Figure collection entries
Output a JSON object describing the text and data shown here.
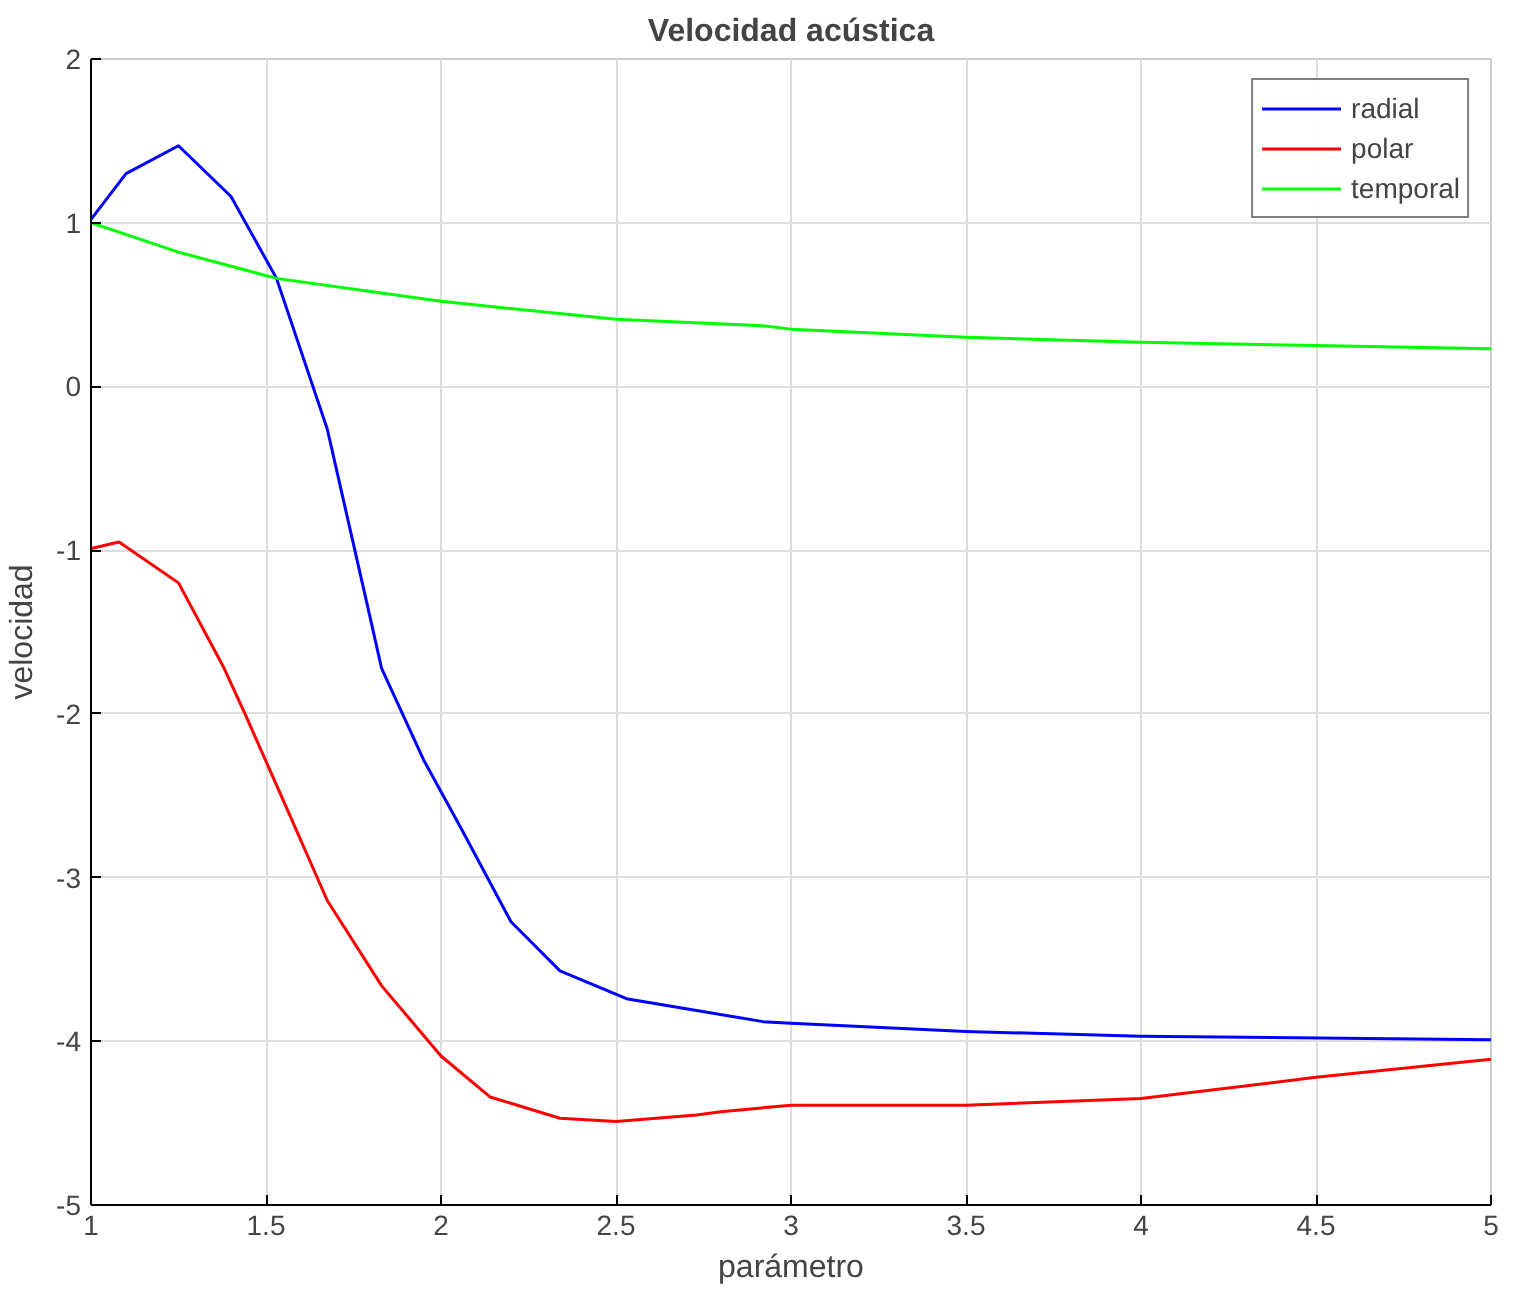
{
  "chart_data": {
    "type": "line",
    "title": "Velocidad acústica",
    "xlabel": "parámetro",
    "ylabel": "velocidad",
    "xlim": [
      1,
      5
    ],
    "ylim": [
      -5,
      2
    ],
    "xticks": [
      1,
      1.5,
      2,
      2.5,
      3,
      3.5,
      4,
      4.5,
      5
    ],
    "yticks": [
      -5,
      -4,
      -3,
      -2,
      -1,
      0,
      1,
      2
    ],
    "grid": true,
    "legend": "top right",
    "marker": "none",
    "line_style": "solid",
    "series": [
      {
        "name": "radial",
        "color": "#0000ff",
        "x": [
          1,
          1.1,
          1.25,
          1.4,
          1.53,
          1.675,
          1.79,
          1.83,
          1.95,
          2.06,
          2.2,
          2.34,
          2.53,
          2.92,
          3,
          3.5,
          4,
          5
        ],
        "values": [
          1.02,
          1.3,
          1.47,
          1.16,
          0.66,
          -0.26,
          -1.34,
          -1.72,
          -2.28,
          -2.71,
          -3.27,
          -3.57,
          -3.74,
          -3.88,
          -3.89,
          -3.94,
          -3.97,
          -3.99
        ]
      },
      {
        "name": "polar",
        "color": "#ff0000",
        "x": [
          1,
          1.08,
          1.25,
          1.38,
          1.44,
          1.56,
          1.675,
          1.83,
          2,
          2.14,
          2.34,
          2.5,
          2.73,
          2.8,
          3,
          3.5,
          4,
          4.5,
          5
        ],
        "values": [
          -0.99,
          -0.95,
          -1.2,
          -1.72,
          -2.0,
          -2.58,
          -3.14,
          -3.66,
          -4.09,
          -4.34,
          -4.47,
          -4.49,
          -4.45,
          -4.43,
          -4.39,
          -4.39,
          -4.35,
          -4.22,
          -4.11
        ]
      },
      {
        "name": "temporal",
        "color": "#00ff00",
        "x": [
          1,
          1.25,
          1.53,
          2,
          2.5,
          2.92,
          3,
          3.5,
          4,
          4.5,
          5
        ],
        "values": [
          1.0,
          0.82,
          0.66,
          0.52,
          0.41,
          0.37,
          0.35,
          0.3,
          0.27,
          0.25,
          0.23
        ]
      }
    ]
  }
}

*PROBLEM TO SOLVE*:
Reproduce the material above in full and without alteration, but skip all pictures.

*RESULT OF THIS TASK*:
Output a JSON object describing the text and data shown here.
{
  "chart_data": {
    "type": "line",
    "title": "Velocidad acústica",
    "xlabel": "parámetro",
    "ylabel": "velocidad",
    "xlim": [
      1,
      5
    ],
    "ylim": [
      -5,
      2
    ],
    "xticks": [
      1,
      1.5,
      2,
      2.5,
      3,
      3.5,
      4,
      4.5,
      5
    ],
    "yticks": [
      -5,
      -4,
      -3,
      -2,
      -1,
      0,
      1,
      2
    ],
    "grid": true,
    "legend": "top right",
    "marker": "none",
    "line_style": "solid",
    "series": [
      {
        "name": "radial",
        "color": "#0000ff",
        "x": [
          1,
          1.1,
          1.25,
          1.4,
          1.53,
          1.675,
          1.79,
          1.83,
          1.95,
          2.06,
          2.2,
          2.34,
          2.53,
          2.92,
          3,
          3.5,
          4,
          5
        ],
        "values": [
          1.02,
          1.3,
          1.47,
          1.16,
          0.66,
          -0.26,
          -1.34,
          -1.72,
          -2.28,
          -2.71,
          -3.27,
          -3.57,
          -3.74,
          -3.88,
          -3.89,
          -3.94,
          -3.97,
          -3.99
        ]
      },
      {
        "name": "polar",
        "color": "#ff0000",
        "x": [
          1,
          1.08,
          1.25,
          1.38,
          1.44,
          1.56,
          1.675,
          1.83,
          2,
          2.14,
          2.34,
          2.5,
          2.73,
          2.8,
          3,
          3.5,
          4,
          4.5,
          5
        ],
        "values": [
          -0.99,
          -0.95,
          -1.2,
          -1.72,
          -2.0,
          -2.58,
          -3.14,
          -3.66,
          -4.09,
          -4.34,
          -4.47,
          -4.49,
          -4.45,
          -4.43,
          -4.39,
          -4.39,
          -4.35,
          -4.22,
          -4.11
        ]
      },
      {
        "name": "temporal",
        "color": "#00ff00",
        "x": [
          1,
          1.25,
          1.53,
          2,
          2.5,
          2.92,
          3,
          3.5,
          4,
          4.5,
          5
        ],
        "values": [
          1.0,
          0.82,
          0.66,
          0.52,
          0.41,
          0.37,
          0.35,
          0.3,
          0.27,
          0.25,
          0.23
        ]
      }
    ]
  }
}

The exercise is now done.